#### DIRECTIVE:
Write out every entry exactly as it stands.

══════════════════════════════

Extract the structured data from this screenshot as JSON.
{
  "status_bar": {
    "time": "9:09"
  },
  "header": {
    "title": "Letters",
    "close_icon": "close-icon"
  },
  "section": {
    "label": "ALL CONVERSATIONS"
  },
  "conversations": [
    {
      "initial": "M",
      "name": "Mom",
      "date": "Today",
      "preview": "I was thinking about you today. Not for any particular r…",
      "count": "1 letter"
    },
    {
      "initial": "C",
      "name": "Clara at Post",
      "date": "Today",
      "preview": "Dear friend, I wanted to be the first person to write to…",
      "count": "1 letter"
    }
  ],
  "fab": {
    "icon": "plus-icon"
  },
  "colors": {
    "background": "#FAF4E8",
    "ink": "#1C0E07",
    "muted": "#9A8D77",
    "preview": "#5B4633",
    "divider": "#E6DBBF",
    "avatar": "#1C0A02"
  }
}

══════════════════════════════

#### RIGHT ANSWER:
Extract the structured data from this screenshot as JSON.
{
  "status_bar": {
    "time": "9:09"
  },
  "header": {
    "title": "Letters",
    "close_icon": "close-icon"
  },
  "section": {
    "label": "ALL CONVERSATIONS"
  },
  "conversations": [
    {
      "initial": "M",
      "name": "Mom",
      "date": "Today",
      "preview": "I was thinking about you today. Not for any particular r…",
      "count": "1 letter"
    },
    {
      "initial": "C",
      "name": "Clara at Post",
      "date": "Today",
      "preview": "Dear friend, I wanted to be the first person to write to…",
      "count": "1 letter"
    }
  ],
  "fab": {
    "icon": "plus-icon"
  },
  "colors": {
    "background": "#FAF4E8",
    "ink": "#1C0E07",
    "muted": "#9A8D77",
    "preview": "#5B4633",
    "divider": "#E6DBBF",
    "avatar": "#1C0A02"
  }
}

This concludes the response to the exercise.